PROBLEM TO SOLVE:
Your answer should be a single number: how many lines in the data below hold the string "Policy".

PROVIDED DATA:
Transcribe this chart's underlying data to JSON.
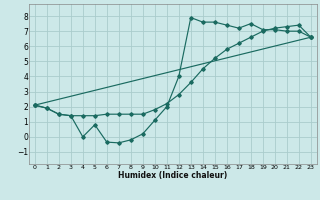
{
  "xlabel": "Humidex (Indice chaleur)",
  "bg_color": "#cce8e8",
  "grid_color": "#aacccc",
  "line_color": "#1a6a60",
  "xlim": [
    -0.5,
    23.5
  ],
  "ylim": [
    -1.8,
    8.8
  ],
  "xticks": [
    0,
    1,
    2,
    3,
    4,
    5,
    6,
    7,
    8,
    9,
    10,
    11,
    12,
    13,
    14,
    15,
    16,
    17,
    18,
    19,
    20,
    21,
    22,
    23
  ],
  "yticks": [
    -1,
    0,
    1,
    2,
    3,
    4,
    5,
    6,
    7,
    8
  ],
  "series1_x": [
    0,
    1,
    2,
    3,
    4,
    5,
    6,
    7,
    8,
    9,
    10,
    11,
    12,
    13,
    14,
    15,
    16,
    17,
    18,
    19,
    20,
    21,
    22,
    23
  ],
  "series1_y": [
    2.1,
    1.9,
    1.5,
    1.4,
    0.0,
    0.8,
    -0.35,
    -0.4,
    -0.2,
    0.2,
    1.1,
    2.0,
    4.0,
    7.9,
    7.6,
    7.6,
    7.4,
    7.2,
    7.5,
    7.1,
    7.1,
    7.0,
    7.0,
    6.6
  ],
  "series2_x": [
    0,
    1,
    2,
    3,
    4,
    5,
    6,
    7,
    8,
    9,
    10,
    11,
    12,
    13,
    14,
    15,
    16,
    17,
    18,
    19,
    20,
    21,
    22,
    23
  ],
  "series2_y": [
    2.1,
    1.9,
    1.5,
    1.4,
    1.4,
    1.4,
    1.5,
    1.5,
    1.5,
    1.5,
    1.8,
    2.2,
    2.8,
    3.6,
    4.5,
    5.2,
    5.8,
    6.2,
    6.6,
    7.0,
    7.2,
    7.3,
    7.4,
    6.6
  ],
  "series3_x": [
    0,
    23
  ],
  "series3_y": [
    2.1,
    6.6
  ]
}
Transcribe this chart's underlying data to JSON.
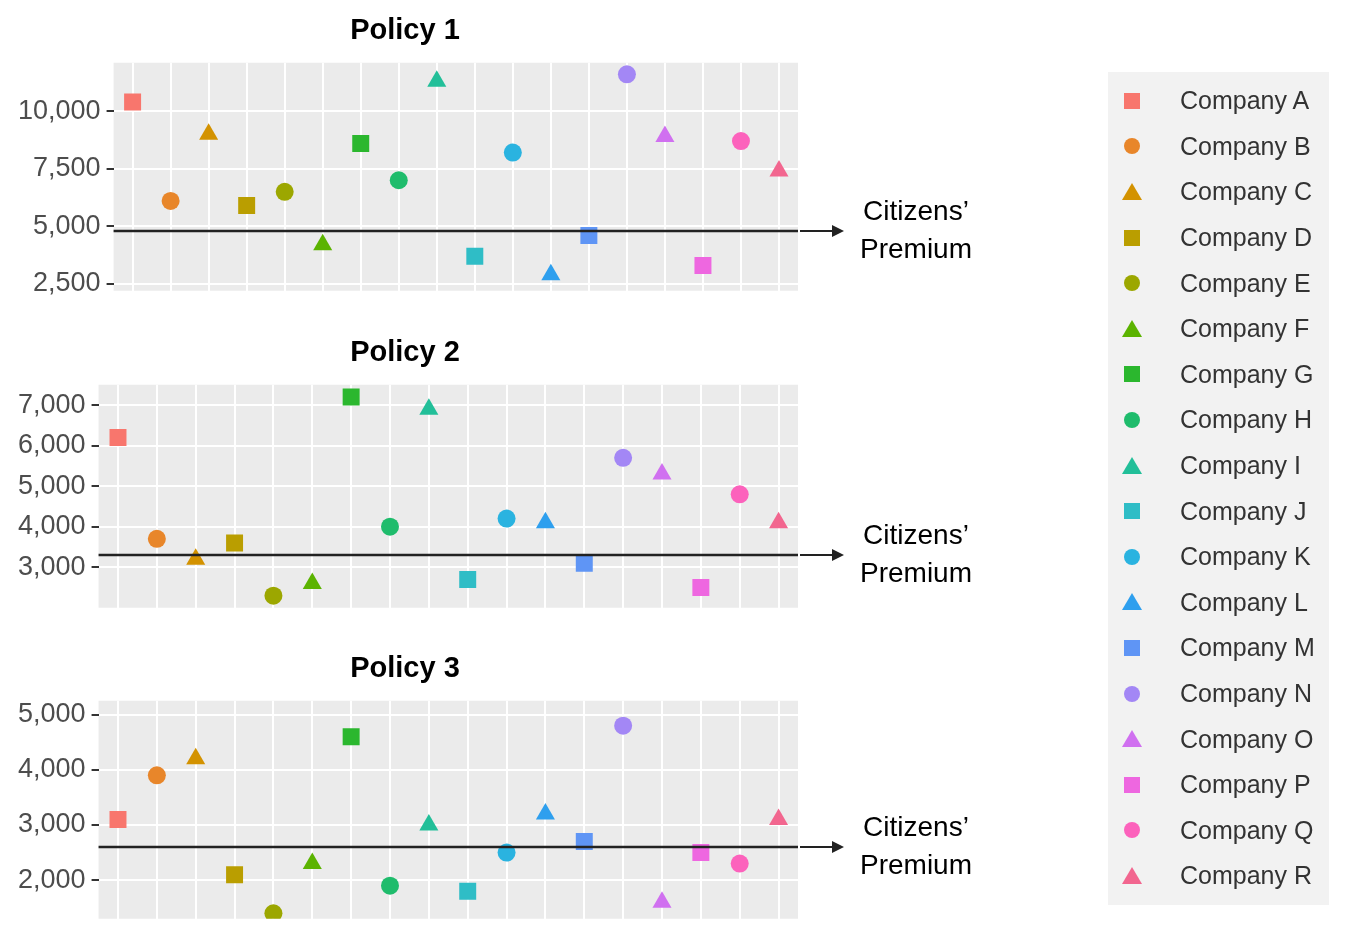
{
  "chart_data": [
    {
      "type": "scatter",
      "title": "Policy 1",
      "categories": [
        null,
        null,
        null,
        null,
        null,
        null,
        null,
        null,
        null,
        null,
        null,
        null,
        null,
        null,
        null,
        null,
        null,
        null
      ],
      "tick_labels": "y",
      "grid": true,
      "legend": "right",
      "ylim": [
        2200,
        12100
      ],
      "yticks": [
        {
          "value": 2500,
          "label": "2,500"
        },
        {
          "value": 5000,
          "label": "5,000"
        },
        {
          "value": 7500,
          "label": "7,500"
        },
        {
          "value": 10000,
          "label": "10,000"
        }
      ],
      "ref_lines": [
        {
          "axis": "y",
          "value": 4800,
          "label": "Citizens’ Premium",
          "color": "#222222"
        }
      ],
      "series": [
        {
          "name": "Company A",
          "color": "#f8766d",
          "marker": "square",
          "values": [
            10400,
            null,
            null,
            null,
            null,
            null,
            null,
            null,
            null,
            null,
            null,
            null,
            null,
            null,
            null,
            null,
            null,
            null
          ]
        },
        {
          "name": "Company B",
          "color": "#e8862a",
          "marker": "circle",
          "values": [
            null,
            6100,
            null,
            null,
            null,
            null,
            null,
            null,
            null,
            null,
            null,
            null,
            null,
            null,
            null,
            null,
            null,
            null
          ]
        },
        {
          "name": "Company C",
          "color": "#d39200",
          "marker": "triangle",
          "values": [
            null,
            null,
            9000,
            null,
            null,
            null,
            null,
            null,
            null,
            null,
            null,
            null,
            null,
            null,
            null,
            null,
            null,
            null
          ]
        },
        {
          "name": "Company D",
          "color": "#ba9e00",
          "marker": "square",
          "values": [
            null,
            null,
            null,
            5900,
            null,
            null,
            null,
            null,
            null,
            null,
            null,
            null,
            null,
            null,
            null,
            null,
            null,
            null
          ]
        },
        {
          "name": "Company E",
          "color": "#9ca700",
          "marker": "circle",
          "values": [
            null,
            null,
            null,
            null,
            6500,
            null,
            null,
            null,
            null,
            null,
            null,
            null,
            null,
            null,
            null,
            null,
            null,
            null
          ]
        },
        {
          "name": "Company F",
          "color": "#5bb300",
          "marker": "triangle",
          "values": [
            null,
            null,
            null,
            null,
            null,
            4200,
            null,
            null,
            null,
            null,
            null,
            null,
            null,
            null,
            null,
            null,
            null,
            null
          ]
        },
        {
          "name": "Company G",
          "color": "#2bb72e",
          "marker": "square",
          "values": [
            null,
            null,
            null,
            null,
            null,
            null,
            8600,
            null,
            null,
            null,
            null,
            null,
            null,
            null,
            null,
            null,
            null,
            null
          ]
        },
        {
          "name": "Company H",
          "color": "#1fbc6c",
          "marker": "circle",
          "values": [
            null,
            null,
            null,
            null,
            null,
            null,
            null,
            7000,
            null,
            null,
            null,
            null,
            null,
            null,
            null,
            null,
            null,
            null
          ]
        },
        {
          "name": "Company I",
          "color": "#22bf99",
          "marker": "triangle",
          "values": [
            null,
            null,
            null,
            null,
            null,
            null,
            null,
            null,
            11300,
            null,
            null,
            null,
            null,
            null,
            null,
            null,
            null,
            null
          ]
        },
        {
          "name": "Company J",
          "color": "#2fbdc6",
          "marker": "square",
          "values": [
            null,
            null,
            null,
            null,
            null,
            null,
            null,
            null,
            null,
            3700,
            null,
            null,
            null,
            null,
            null,
            null,
            null,
            null
          ]
        },
        {
          "name": "Company K",
          "color": "#2ab3e0",
          "marker": "circle",
          "values": [
            null,
            null,
            null,
            null,
            null,
            null,
            null,
            null,
            null,
            null,
            8200,
            null,
            null,
            null,
            null,
            null,
            null,
            null
          ]
        },
        {
          "name": "Company L",
          "color": "#2e9fee",
          "marker": "triangle",
          "values": [
            null,
            null,
            null,
            null,
            null,
            null,
            null,
            null,
            null,
            null,
            null,
            2900,
            null,
            null,
            null,
            null,
            null,
            null
          ]
        },
        {
          "name": "Company M",
          "color": "#5f95f5",
          "marker": "square",
          "values": [
            null,
            null,
            null,
            null,
            null,
            null,
            null,
            null,
            null,
            null,
            null,
            null,
            4600,
            null,
            null,
            null,
            null,
            null
          ]
        },
        {
          "name": "Company N",
          "color": "#a387f5",
          "marker": "circle",
          "values": [
            null,
            null,
            null,
            null,
            null,
            null,
            null,
            null,
            null,
            null,
            null,
            null,
            null,
            11600,
            null,
            null,
            null,
            null
          ]
        },
        {
          "name": "Company O",
          "color": "#d070f0",
          "marker": "triangle",
          "values": [
            null,
            null,
            null,
            null,
            null,
            null,
            null,
            null,
            null,
            null,
            null,
            null,
            null,
            null,
            8900,
            null,
            null,
            null
          ]
        },
        {
          "name": "Company P",
          "color": "#ee67e0",
          "marker": "square",
          "values": [
            null,
            null,
            null,
            null,
            null,
            null,
            null,
            null,
            null,
            null,
            null,
            null,
            null,
            null,
            null,
            3300,
            null,
            null
          ]
        },
        {
          "name": "Company Q",
          "color": "#fc62bc",
          "marker": "circle",
          "values": [
            null,
            null,
            null,
            null,
            null,
            null,
            null,
            null,
            null,
            null,
            null,
            null,
            null,
            null,
            null,
            null,
            8700,
            null
          ]
        },
        {
          "name": "Company R",
          "color": "#f2668f",
          "marker": "triangle",
          "values": [
            null,
            null,
            null,
            null,
            null,
            null,
            null,
            null,
            null,
            null,
            null,
            null,
            null,
            null,
            null,
            null,
            null,
            7400
          ]
        }
      ]
    },
    {
      "type": "scatter",
      "title": "Policy 2",
      "categories": [
        null,
        null,
        null,
        null,
        null,
        null,
        null,
        null,
        null,
        null,
        null,
        null,
        null,
        null,
        null,
        null,
        null,
        null
      ],
      "tick_labels": "y",
      "grid": true,
      "ylim": [
        2000,
        7500
      ],
      "yticks": [
        {
          "value": 3000,
          "label": "3,000"
        },
        {
          "value": 4000,
          "label": "4,000"
        },
        {
          "value": 5000,
          "label": "5,000"
        },
        {
          "value": 6000,
          "label": "6,000"
        },
        {
          "value": 7000,
          "label": "7,000"
        }
      ],
      "ref_lines": [
        {
          "axis": "y",
          "value": 3300,
          "label": "Citizens’ Premium",
          "color": "#222222"
        }
      ],
      "series": [
        {
          "color": "#f8766d",
          "marker": "square",
          "values": [
            6200,
            null,
            null,
            null,
            null,
            null,
            null,
            null,
            null,
            null,
            null,
            null,
            null,
            null,
            null,
            null,
            null,
            null
          ]
        },
        {
          "color": "#e8862a",
          "marker": "circle",
          "values": [
            null,
            3700,
            null,
            null,
            null,
            null,
            null,
            null,
            null,
            null,
            null,
            null,
            null,
            null,
            null,
            null,
            null,
            null
          ]
        },
        {
          "color": "#d39200",
          "marker": "triangle",
          "values": [
            null,
            null,
            3200,
            null,
            null,
            null,
            null,
            null,
            null,
            null,
            null,
            null,
            null,
            null,
            null,
            null,
            null,
            null
          ]
        },
        {
          "color": "#ba9e00",
          "marker": "square",
          "values": [
            null,
            null,
            null,
            3600,
            null,
            null,
            null,
            null,
            null,
            null,
            null,
            null,
            null,
            null,
            null,
            null,
            null,
            null
          ]
        },
        {
          "color": "#9ca700",
          "marker": "circle",
          "values": [
            null,
            null,
            null,
            null,
            2300,
            null,
            null,
            null,
            null,
            null,
            null,
            null,
            null,
            null,
            null,
            null,
            null,
            null
          ]
        },
        {
          "color": "#5bb300",
          "marker": "triangle",
          "values": [
            null,
            null,
            null,
            null,
            null,
            2600,
            null,
            null,
            null,
            null,
            null,
            null,
            null,
            null,
            null,
            null,
            null,
            null
          ]
        },
        {
          "color": "#2bb72e",
          "marker": "square",
          "values": [
            null,
            null,
            null,
            null,
            null,
            null,
            7200,
            null,
            null,
            null,
            null,
            null,
            null,
            null,
            null,
            null,
            null,
            null
          ]
        },
        {
          "color": "#1fbc6c",
          "marker": "circle",
          "values": [
            null,
            null,
            null,
            null,
            null,
            null,
            null,
            4000,
            null,
            null,
            null,
            null,
            null,
            null,
            null,
            null,
            null,
            null
          ]
        },
        {
          "color": "#22bf99",
          "marker": "triangle",
          "values": [
            null,
            null,
            null,
            null,
            null,
            null,
            null,
            null,
            6900,
            null,
            null,
            null,
            null,
            null,
            null,
            null,
            null,
            null
          ]
        },
        {
          "color": "#2fbdc6",
          "marker": "square",
          "values": [
            null,
            null,
            null,
            null,
            null,
            null,
            null,
            null,
            null,
            2700,
            null,
            null,
            null,
            null,
            null,
            null,
            null,
            null
          ]
        },
        {
          "color": "#2ab3e0",
          "marker": "circle",
          "values": [
            null,
            null,
            null,
            null,
            null,
            null,
            null,
            null,
            null,
            null,
            4200,
            null,
            null,
            null,
            null,
            null,
            null,
            null
          ]
        },
        {
          "color": "#2e9fee",
          "marker": "triangle",
          "values": [
            null,
            null,
            null,
            null,
            null,
            null,
            null,
            null,
            null,
            null,
            null,
            4100,
            null,
            null,
            null,
            null,
            null,
            null
          ]
        },
        {
          "color": "#5f95f5",
          "marker": "square",
          "values": [
            null,
            null,
            null,
            null,
            null,
            null,
            null,
            null,
            null,
            null,
            null,
            null,
            3100,
            null,
            null,
            null,
            null,
            null
          ]
        },
        {
          "color": "#a387f5",
          "marker": "circle",
          "values": [
            null,
            null,
            null,
            null,
            null,
            null,
            null,
            null,
            null,
            null,
            null,
            null,
            null,
            5700,
            null,
            null,
            null,
            null
          ]
        },
        {
          "color": "#d070f0",
          "marker": "triangle",
          "values": [
            null,
            null,
            null,
            null,
            null,
            null,
            null,
            null,
            null,
            null,
            null,
            null,
            null,
            null,
            5300,
            null,
            null,
            null
          ]
        },
        {
          "color": "#ee67e0",
          "marker": "square",
          "values": [
            null,
            null,
            null,
            null,
            null,
            null,
            null,
            null,
            null,
            null,
            null,
            null,
            null,
            null,
            null,
            2500,
            null,
            null
          ]
        },
        {
          "color": "#fc62bc",
          "marker": "circle",
          "values": [
            null,
            null,
            null,
            null,
            null,
            null,
            null,
            null,
            null,
            null,
            null,
            null,
            null,
            null,
            null,
            null,
            4800,
            null
          ]
        },
        {
          "color": "#f2668f",
          "marker": "triangle",
          "values": [
            null,
            null,
            null,
            null,
            null,
            null,
            null,
            null,
            null,
            null,
            null,
            null,
            null,
            null,
            null,
            null,
            null,
            4100
          ]
        }
      ]
    },
    {
      "type": "scatter",
      "title": "Policy 3",
      "categories": [
        null,
        null,
        null,
        null,
        null,
        null,
        null,
        null,
        null,
        null,
        null,
        null,
        null,
        null,
        null,
        null,
        null,
        null
      ],
      "tick_labels": "y",
      "grid": true,
      "ylim": [
        1300,
        5250
      ],
      "yticks": [
        {
          "value": 2000,
          "label": "2,000"
        },
        {
          "value": 3000,
          "label": "3,000"
        },
        {
          "value": 4000,
          "label": "4,000"
        },
        {
          "value": 5000,
          "label": "5,000"
        }
      ],
      "ref_lines": [
        {
          "axis": "y",
          "value": 2600,
          "label": "Citizens’ Premium",
          "color": "#222222"
        }
      ],
      "series": [
        {
          "color": "#f8766d",
          "marker": "square",
          "values": [
            3100,
            null,
            null,
            null,
            null,
            null,
            null,
            null,
            null,
            null,
            null,
            null,
            null,
            null,
            null,
            null,
            null,
            null
          ]
        },
        {
          "color": "#e8862a",
          "marker": "circle",
          "values": [
            null,
            3900,
            null,
            null,
            null,
            null,
            null,
            null,
            null,
            null,
            null,
            null,
            null,
            null,
            null,
            null,
            null,
            null
          ]
        },
        {
          "color": "#d39200",
          "marker": "triangle",
          "values": [
            null,
            null,
            4200,
            null,
            null,
            null,
            null,
            null,
            null,
            null,
            null,
            null,
            null,
            null,
            null,
            null,
            null,
            null
          ]
        },
        {
          "color": "#ba9e00",
          "marker": "square",
          "values": [
            null,
            null,
            null,
            2100,
            null,
            null,
            null,
            null,
            null,
            null,
            null,
            null,
            null,
            null,
            null,
            null,
            null,
            null
          ]
        },
        {
          "color": "#9ca700",
          "marker": "circle",
          "values": [
            null,
            null,
            null,
            null,
            1400,
            null,
            null,
            null,
            null,
            null,
            null,
            null,
            null,
            null,
            null,
            null,
            null,
            null
          ]
        },
        {
          "color": "#5bb300",
          "marker": "triangle",
          "values": [
            null,
            null,
            null,
            null,
            null,
            2300,
            null,
            null,
            null,
            null,
            null,
            null,
            null,
            null,
            null,
            null,
            null,
            null
          ]
        },
        {
          "color": "#2bb72e",
          "marker": "square",
          "values": [
            null,
            null,
            null,
            null,
            null,
            null,
            4600,
            null,
            null,
            null,
            null,
            null,
            null,
            null,
            null,
            null,
            null,
            null
          ]
        },
        {
          "color": "#1fbc6c",
          "marker": "circle",
          "values": [
            null,
            null,
            null,
            null,
            null,
            null,
            null,
            1900,
            null,
            null,
            null,
            null,
            null,
            null,
            null,
            null,
            null,
            null
          ]
        },
        {
          "color": "#22bf99",
          "marker": "triangle",
          "values": [
            null,
            null,
            null,
            null,
            null,
            null,
            null,
            null,
            3000,
            null,
            null,
            null,
            null,
            null,
            null,
            null,
            null,
            null
          ]
        },
        {
          "color": "#2fbdc6",
          "marker": "square",
          "values": [
            null,
            null,
            null,
            null,
            null,
            null,
            null,
            null,
            null,
            1800,
            null,
            null,
            null,
            null,
            null,
            null,
            null,
            null
          ]
        },
        {
          "color": "#2ab3e0",
          "marker": "circle",
          "values": [
            null,
            null,
            null,
            null,
            null,
            null,
            null,
            null,
            null,
            null,
            2500,
            null,
            null,
            null,
            null,
            null,
            null,
            null
          ]
        },
        {
          "color": "#2e9fee",
          "marker": "triangle",
          "values": [
            null,
            null,
            null,
            null,
            null,
            null,
            null,
            null,
            null,
            null,
            null,
            3200,
            null,
            null,
            null,
            null,
            null,
            null
          ]
        },
        {
          "color": "#5f95f5",
          "marker": "square",
          "values": [
            null,
            null,
            null,
            null,
            null,
            null,
            null,
            null,
            null,
            null,
            null,
            null,
            2700,
            null,
            null,
            null,
            null,
            null
          ]
        },
        {
          "color": "#a387f5",
          "marker": "circle",
          "values": [
            null,
            null,
            null,
            null,
            null,
            null,
            null,
            null,
            null,
            null,
            null,
            null,
            null,
            4800,
            null,
            null,
            null,
            null
          ]
        },
        {
          "color": "#d070f0",
          "marker": "triangle",
          "values": [
            null,
            null,
            null,
            null,
            null,
            null,
            null,
            null,
            null,
            null,
            null,
            null,
            null,
            null,
            1600,
            null,
            null,
            null
          ]
        },
        {
          "color": "#ee67e0",
          "marker": "square",
          "values": [
            null,
            null,
            null,
            null,
            null,
            null,
            null,
            null,
            null,
            null,
            null,
            null,
            null,
            null,
            null,
            2500,
            null,
            null
          ]
        },
        {
          "color": "#fc62bc",
          "marker": "circle",
          "values": [
            null,
            null,
            null,
            null,
            null,
            null,
            null,
            null,
            null,
            null,
            null,
            null,
            null,
            null,
            null,
            null,
            2300,
            null
          ]
        },
        {
          "color": "#f2668f",
          "marker": "triangle",
          "values": [
            null,
            null,
            null,
            null,
            null,
            null,
            null,
            null,
            null,
            null,
            null,
            null,
            null,
            null,
            null,
            null,
            null,
            3100
          ]
        }
      ]
    }
  ]
}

FULL SOLUTION:
3